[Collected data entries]
• • • • •

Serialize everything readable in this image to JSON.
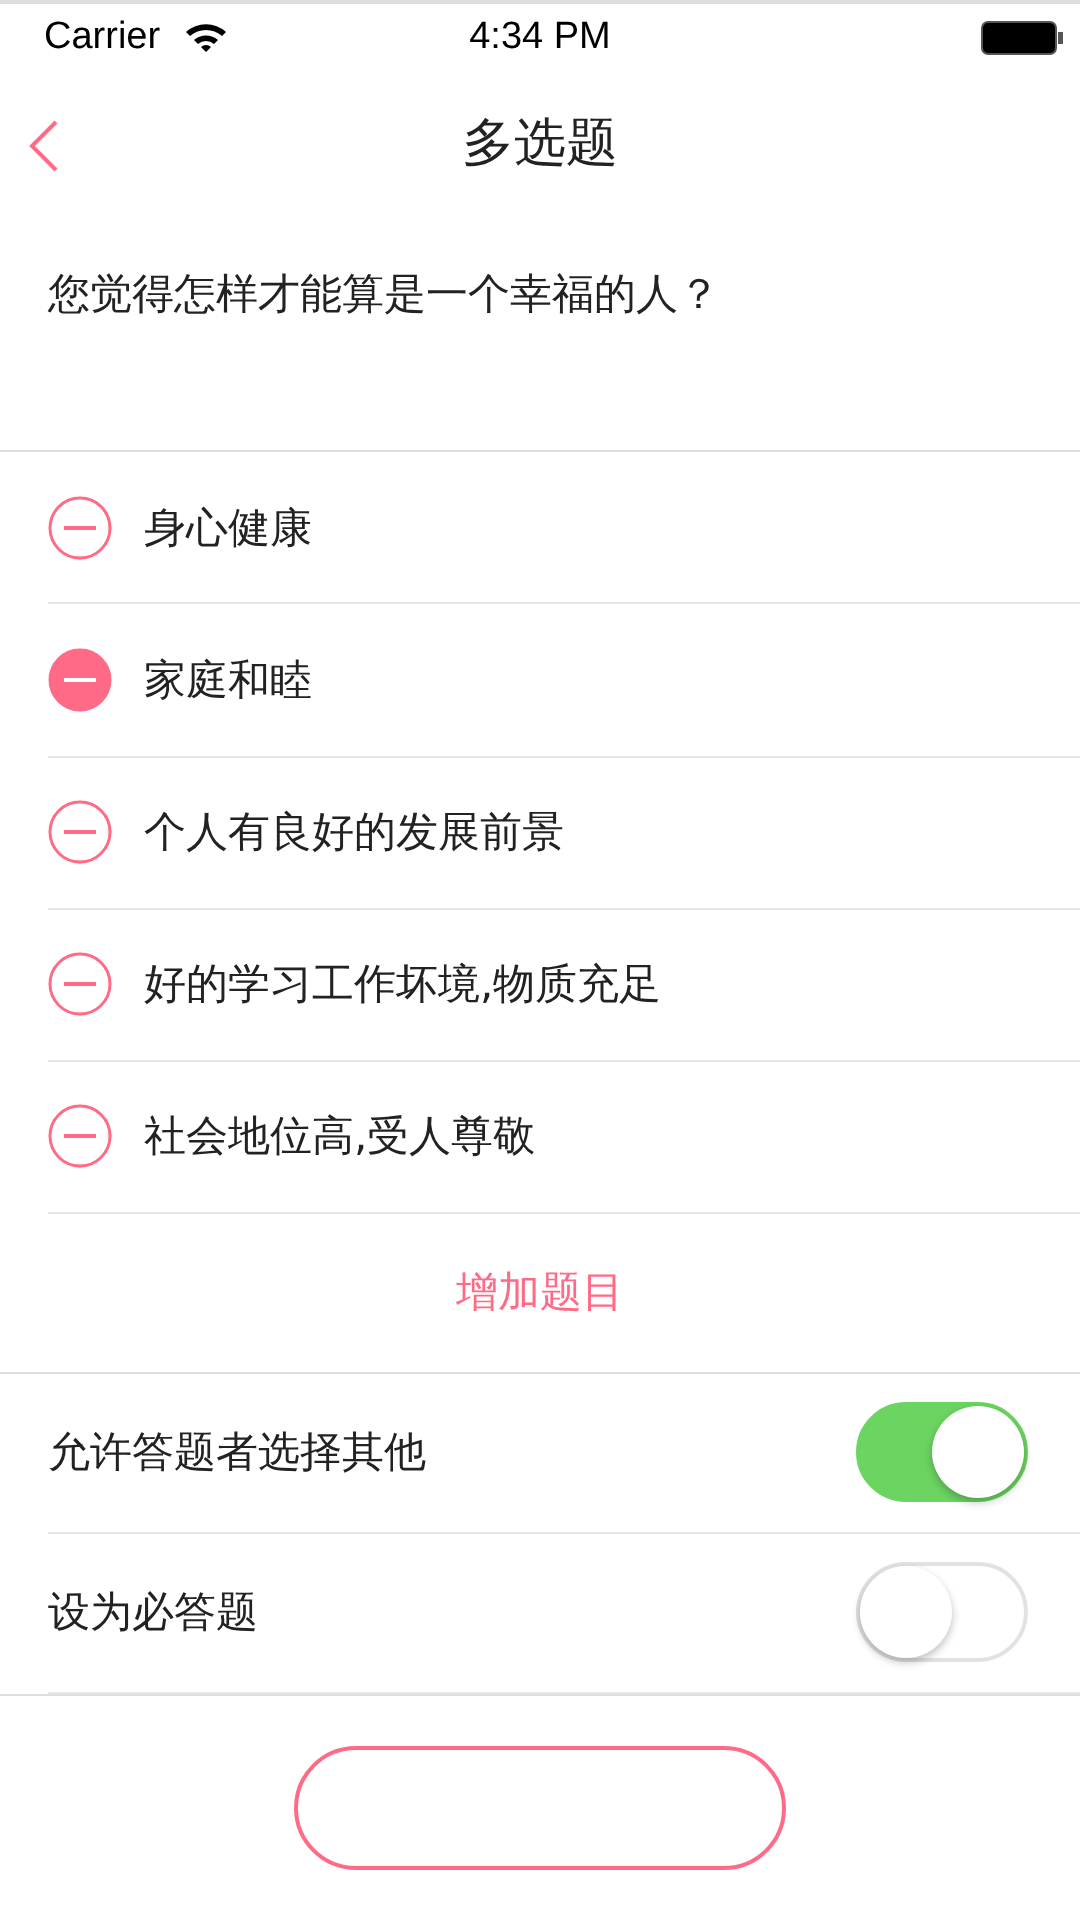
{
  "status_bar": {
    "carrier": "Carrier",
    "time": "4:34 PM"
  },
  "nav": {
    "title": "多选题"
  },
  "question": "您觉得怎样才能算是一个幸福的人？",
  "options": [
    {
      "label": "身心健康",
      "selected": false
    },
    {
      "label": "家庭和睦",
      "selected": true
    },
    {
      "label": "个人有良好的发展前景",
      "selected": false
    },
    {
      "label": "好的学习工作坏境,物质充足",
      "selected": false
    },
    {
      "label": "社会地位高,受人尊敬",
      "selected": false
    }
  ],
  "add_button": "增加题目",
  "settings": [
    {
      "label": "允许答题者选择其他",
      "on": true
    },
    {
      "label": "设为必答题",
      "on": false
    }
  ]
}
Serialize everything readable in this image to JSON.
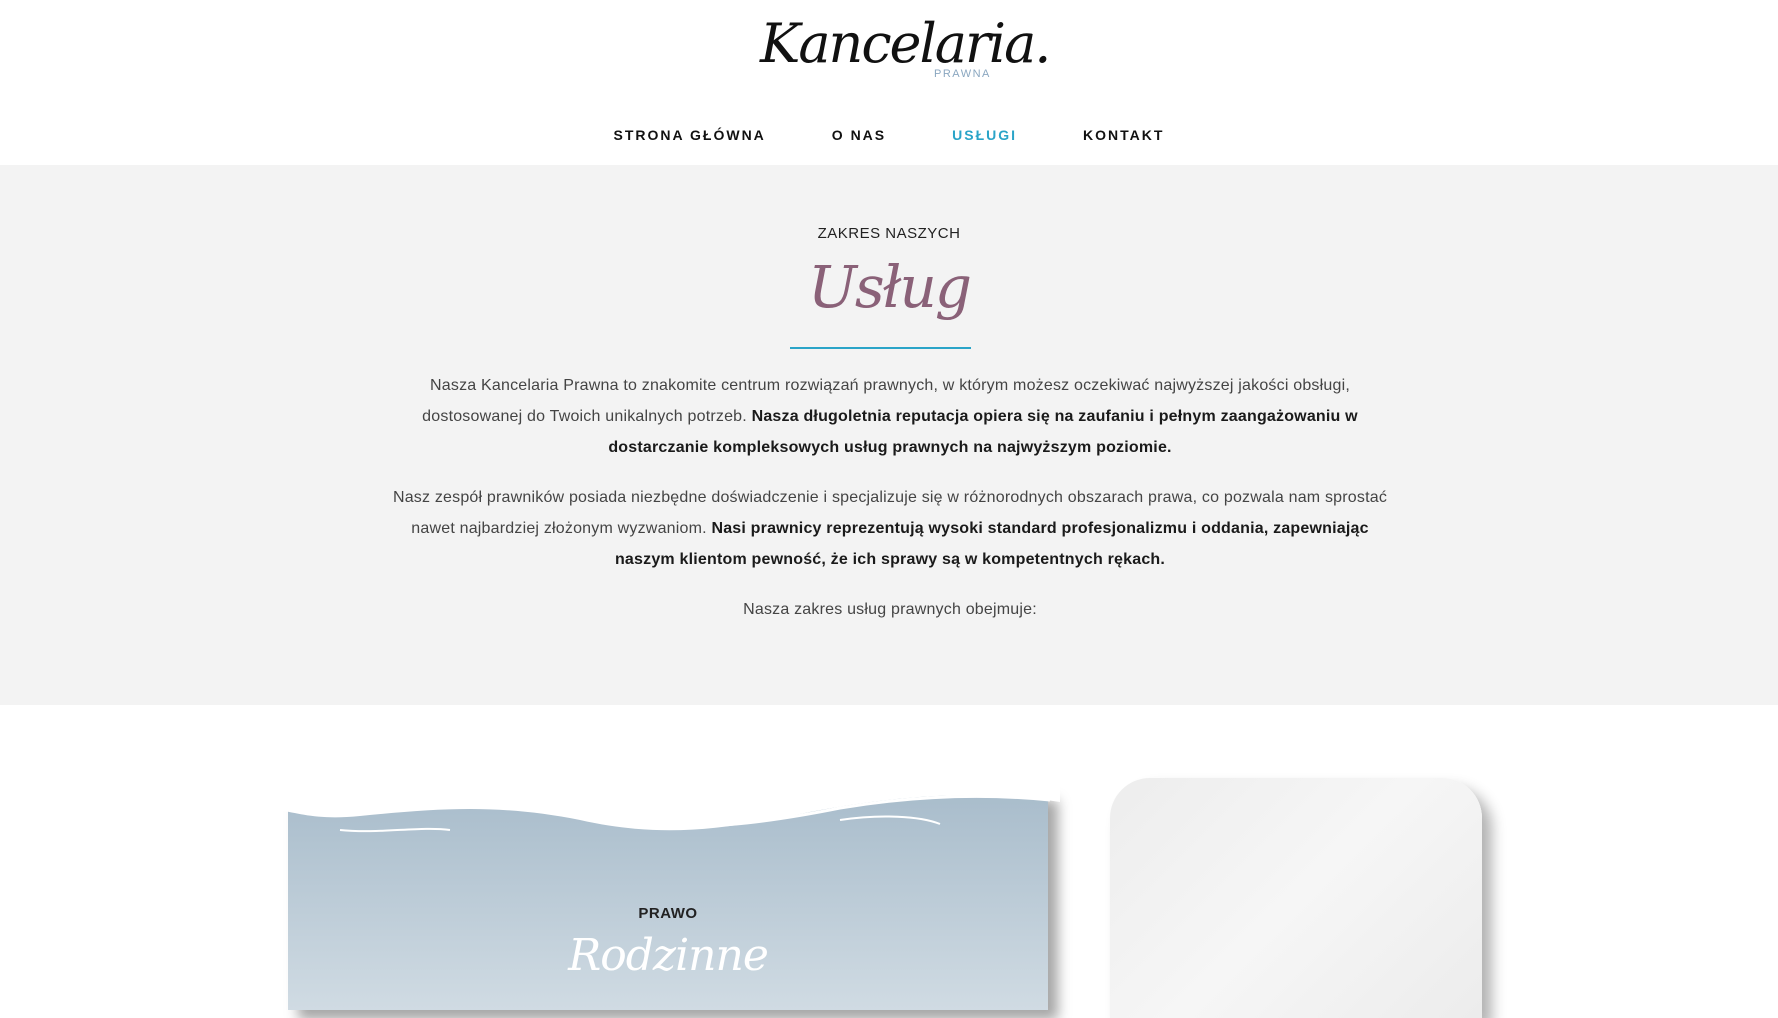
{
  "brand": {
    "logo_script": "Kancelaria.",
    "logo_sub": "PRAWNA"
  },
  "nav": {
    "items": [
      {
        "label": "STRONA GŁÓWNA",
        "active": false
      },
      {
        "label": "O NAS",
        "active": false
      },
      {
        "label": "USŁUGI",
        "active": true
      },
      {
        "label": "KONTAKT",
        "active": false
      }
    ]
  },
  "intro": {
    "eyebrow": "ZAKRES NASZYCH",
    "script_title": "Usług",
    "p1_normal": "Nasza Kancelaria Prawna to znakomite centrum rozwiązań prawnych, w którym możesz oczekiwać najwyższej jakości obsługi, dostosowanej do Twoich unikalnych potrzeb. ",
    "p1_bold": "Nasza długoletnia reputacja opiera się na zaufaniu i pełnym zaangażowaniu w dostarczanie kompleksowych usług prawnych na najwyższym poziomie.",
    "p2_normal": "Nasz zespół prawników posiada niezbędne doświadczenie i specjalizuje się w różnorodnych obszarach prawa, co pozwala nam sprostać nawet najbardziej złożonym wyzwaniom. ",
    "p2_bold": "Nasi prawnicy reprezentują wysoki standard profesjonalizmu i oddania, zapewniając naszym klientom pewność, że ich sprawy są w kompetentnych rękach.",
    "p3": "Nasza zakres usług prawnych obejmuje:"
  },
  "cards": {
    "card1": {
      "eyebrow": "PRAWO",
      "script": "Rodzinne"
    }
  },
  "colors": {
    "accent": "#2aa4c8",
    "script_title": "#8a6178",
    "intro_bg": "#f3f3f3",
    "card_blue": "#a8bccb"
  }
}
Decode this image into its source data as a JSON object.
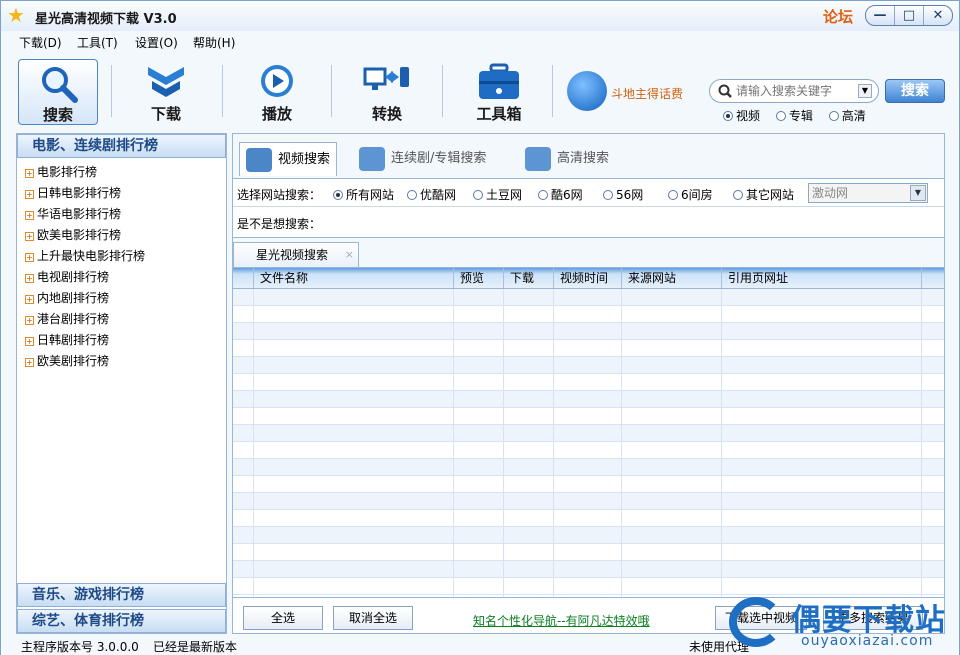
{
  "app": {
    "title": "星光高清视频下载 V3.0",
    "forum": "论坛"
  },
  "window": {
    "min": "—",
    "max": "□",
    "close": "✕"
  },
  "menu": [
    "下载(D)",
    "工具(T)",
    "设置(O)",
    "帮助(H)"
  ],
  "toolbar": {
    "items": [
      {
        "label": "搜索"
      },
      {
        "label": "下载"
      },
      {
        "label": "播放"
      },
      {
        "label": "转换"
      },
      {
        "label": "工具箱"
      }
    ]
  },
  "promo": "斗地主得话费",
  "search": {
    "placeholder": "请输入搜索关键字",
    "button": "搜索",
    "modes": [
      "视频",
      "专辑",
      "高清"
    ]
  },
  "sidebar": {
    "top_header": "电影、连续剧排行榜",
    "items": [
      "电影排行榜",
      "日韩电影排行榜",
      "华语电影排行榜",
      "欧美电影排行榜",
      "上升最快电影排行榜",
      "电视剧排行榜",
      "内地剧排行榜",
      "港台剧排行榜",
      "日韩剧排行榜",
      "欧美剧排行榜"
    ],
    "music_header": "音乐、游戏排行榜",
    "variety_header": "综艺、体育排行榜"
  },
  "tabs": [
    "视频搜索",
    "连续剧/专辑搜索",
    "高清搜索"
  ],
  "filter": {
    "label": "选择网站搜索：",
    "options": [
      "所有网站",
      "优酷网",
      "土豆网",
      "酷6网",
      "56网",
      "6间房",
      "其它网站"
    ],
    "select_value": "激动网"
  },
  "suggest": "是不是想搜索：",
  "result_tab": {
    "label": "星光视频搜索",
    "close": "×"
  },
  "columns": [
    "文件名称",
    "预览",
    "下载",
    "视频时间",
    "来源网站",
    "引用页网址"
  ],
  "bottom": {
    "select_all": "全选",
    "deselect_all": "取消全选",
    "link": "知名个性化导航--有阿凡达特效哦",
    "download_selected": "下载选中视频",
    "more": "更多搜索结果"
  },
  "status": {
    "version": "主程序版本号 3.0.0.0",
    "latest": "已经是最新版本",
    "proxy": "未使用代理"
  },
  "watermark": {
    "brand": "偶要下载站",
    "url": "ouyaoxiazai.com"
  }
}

• • • • •

Task directions:
Transcribe the complete set of entries verbatim. No pictures belong in the copy.

Task response:
Serialize everything readable in this image to JSON.
{
  "status_bar": {
    "carrier": "Carrier",
    "time": "4:34 PM"
  },
  "nav": {
    "title": "多选题"
  },
  "question": "您觉得怎样才能算是一个幸福的人？",
  "options": [
    {
      "label": "身心健康",
      "selected": false
    },
    {
      "label": "家庭和睦",
      "selected": true
    },
    {
      "label": "个人有良好的发展前景",
      "selected": false
    },
    {
      "label": "好的学习工作坏境,物质充足",
      "selected": false
    },
    {
      "label": "社会地位高,受人尊敬",
      "selected": false
    }
  ],
  "add_button": "增加题目",
  "settings": [
    {
      "label": "允许答题者选择其他",
      "on": true
    },
    {
      "label": "设为必答题",
      "on": false
    }
  ]
}
Serialize everything readable in this image to JSON.
{
  "brand": {
    "logo_script": "Kancelaria.",
    "logo_sub": "PRAWNA"
  },
  "nav": {
    "items": [
      {
        "label": "STRONA GŁÓWNA",
        "active": false
      },
      {
        "label": "O NAS",
        "active": false
      },
      {
        "label": "USŁUGI",
        "active": true
      },
      {
        "label": "KONTAKT",
        "active": false
      }
    ]
  },
  "intro": {
    "eyebrow": "ZAKRES NASZYCH",
    "script_title": "Usług",
    "p1_normal": "Nasza Kancelaria Prawna to znakomite centrum rozwiązań prawnych, w którym możesz oczekiwać najwyższej jakości obsługi, dostosowanej do Twoich unikalnych potrzeb. ",
    "p1_bold": "Nasza długoletnia reputacja opiera się na zaufaniu i pełnym zaangażowaniu w dostarczanie kompleksowych usług prawnych na najwyższym poziomie.",
    "p2_normal": "Nasz zespół prawników posiada niezbędne doświadczenie i specjalizuje się w różnorodnych obszarach prawa, co pozwala nam sprostać nawet najbardziej złożonym wyzwaniom. ",
    "p2_bold": "Nasi prawnicy reprezentują wysoki standard profesjonalizmu i oddania, zapewniając naszym klientom pewność, że ich sprawy są w kompetentnych rękach.",
    "p3": "Nasza zakres usług prawnych obejmuje:"
  },
  "cards": {
    "card1": {
      "eyebrow": "PRAWO",
      "script": "Rodzinne"
    }
  },
  "colors": {
    "accent": "#2aa4c8",
    "script_title": "#8a6178",
    "intro_bg": "#f3f3f3",
    "card_blue": "#a8bccb"
  }
}
Decode this image into its source data as a JSON object.
{
  "app": {
    "title": "星光高清视频下载 V3.0",
    "forum": "论坛"
  },
  "window": {
    "min": "—",
    "max": "□",
    "close": "✕"
  },
  "menu": [
    "下载(D)",
    "工具(T)",
    "设置(O)",
    "帮助(H)"
  ],
  "toolbar": {
    "items": [
      {
        "label": "搜索"
      },
      {
        "label": "下载"
      },
      {
        "label": "播放"
      },
      {
        "label": "转换"
      },
      {
        "label": "工具箱"
      }
    ]
  },
  "promo": "斗地主得话费",
  "search": {
    "placeholder": "请输入搜索关键字",
    "button": "搜索",
    "modes": [
      "视频",
      "专辑",
      "高清"
    ]
  },
  "sidebar": {
    "top_header": "电影、连续剧排行榜",
    "items": [
      "电影排行榜",
      "日韩电影排行榜",
      "华语电影排行榜",
      "欧美电影排行榜",
      "上升最快电影排行榜",
      "电视剧排行榜",
      "内地剧排行榜",
      "港台剧排行榜",
      "日韩剧排行榜",
      "欧美剧排行榜"
    ],
    "music_header": "音乐、游戏排行榜",
    "variety_header": "综艺、体育排行榜"
  },
  "tabs": [
    "视频搜索",
    "连续剧/专辑搜索",
    "高清搜索"
  ],
  "filter": {
    "label": "选择网站搜索：",
    "options": [
      "所有网站",
      "优酷网",
      "土豆网",
      "酷6网",
      "56网",
      "6间房",
      "其它网站"
    ],
    "select_value": "激动网"
  },
  "suggest": "是不是想搜索：",
  "result_tab": {
    "label": "星光视频搜索",
    "close": "×"
  },
  "columns": [
    "文件名称",
    "预览",
    "下载",
    "视频时间",
    "来源网站",
    "引用页网址"
  ],
  "bottom": {
    "select_all": "全选",
    "deselect_all": "取消全选",
    "link": "知名个性化导航--有阿凡达特效哦",
    "download_selected": "下载选中视频",
    "more": "更多搜索结果"
  },
  "status": {
    "version": "主程序版本号 3.0.0.0",
    "latest": "已经是最新版本",
    "proxy": "未使用代理"
  },
  "watermark": {
    "brand": "偶要下载站",
    "url": "ouyaoxiazai.com"
  }
}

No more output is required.